• **Task directions**:
Reproduce the listing below word for word, with no pictures.

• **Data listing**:
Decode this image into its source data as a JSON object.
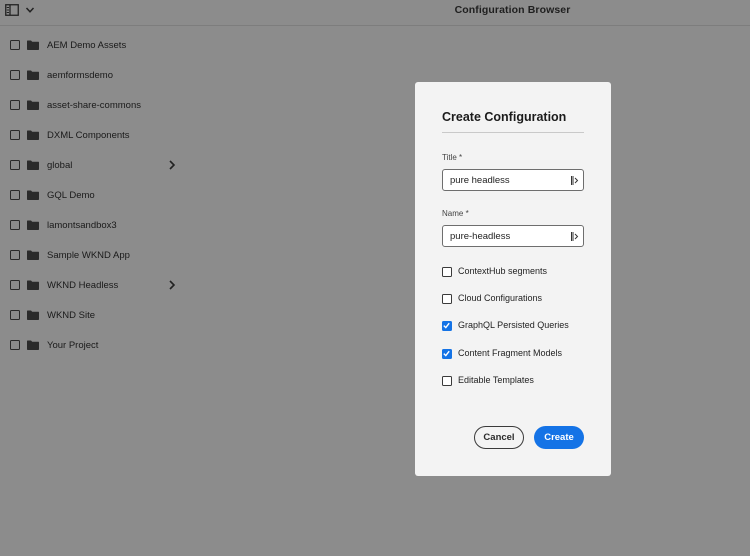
{
  "header": {
    "title": "Configuration Browser",
    "rail_toggle_icon": "rail-toggle-icon",
    "menu_chevron_icon": "chevron-down-icon"
  },
  "configurations": [
    {
      "label": "AEM Demo Assets",
      "has_children": false
    },
    {
      "label": "aemformsdemo",
      "has_children": false
    },
    {
      "label": "asset-share-commons",
      "has_children": false
    },
    {
      "label": "DXML Components",
      "has_children": false
    },
    {
      "label": "global",
      "has_children": true
    },
    {
      "label": "GQL Demo",
      "has_children": false
    },
    {
      "label": "lamontsandbox3",
      "has_children": false
    },
    {
      "label": "Sample WKND App",
      "has_children": false
    },
    {
      "label": "WKND Headless",
      "has_children": true
    },
    {
      "label": "WKND Site",
      "has_children": false
    },
    {
      "label": "Your Project",
      "has_children": false
    }
  ],
  "dialog": {
    "heading": "Create Configuration",
    "title_field": {
      "label": "Title *",
      "value": "pure headless"
    },
    "name_field": {
      "label": "Name *",
      "value": "pure-headless"
    },
    "options": [
      {
        "label": "ContextHub segments",
        "checked": false
      },
      {
        "label": "Cloud Configurations",
        "checked": false
      },
      {
        "label": "GraphQL Persisted Queries",
        "checked": true
      },
      {
        "label": "Content Fragment Models",
        "checked": true
      },
      {
        "label": "Editable Templates",
        "checked": false
      }
    ],
    "cancel_label": "Cancel",
    "create_label": "Create"
  },
  "colors": {
    "backdrop": "#8c8c8c",
    "dialog_bg": "#f3f3f3",
    "accent": "#1473e6"
  }
}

• **Exercise answer**:
Decode this image into its source data as a JSON object.
{
  "header": {
    "title": "Configuration Browser",
    "rail_toggle_icon": "rail-toggle-icon",
    "menu_chevron_icon": "chevron-down-icon"
  },
  "configurations": [
    {
      "label": "AEM Demo Assets",
      "has_children": false
    },
    {
      "label": "aemformsdemo",
      "has_children": false
    },
    {
      "label": "asset-share-commons",
      "has_children": false
    },
    {
      "label": "DXML Components",
      "has_children": false
    },
    {
      "label": "global",
      "has_children": true
    },
    {
      "label": "GQL Demo",
      "has_children": false
    },
    {
      "label": "lamontsandbox3",
      "has_children": false
    },
    {
      "label": "Sample WKND App",
      "has_children": false
    },
    {
      "label": "WKND Headless",
      "has_children": true
    },
    {
      "label": "WKND Site",
      "has_children": false
    },
    {
      "label": "Your Project",
      "has_children": false
    }
  ],
  "dialog": {
    "heading": "Create Configuration",
    "title_field": {
      "label": "Title *",
      "value": "pure headless"
    },
    "name_field": {
      "label": "Name *",
      "value": "pure-headless"
    },
    "options": [
      {
        "label": "ContextHub segments",
        "checked": false
      },
      {
        "label": "Cloud Configurations",
        "checked": false
      },
      {
        "label": "GraphQL Persisted Queries",
        "checked": true
      },
      {
        "label": "Content Fragment Models",
        "checked": true
      },
      {
        "label": "Editable Templates",
        "checked": false
      }
    ],
    "cancel_label": "Cancel",
    "create_label": "Create"
  },
  "colors": {
    "backdrop": "#8c8c8c",
    "dialog_bg": "#f3f3f3",
    "accent": "#1473e6"
  }
}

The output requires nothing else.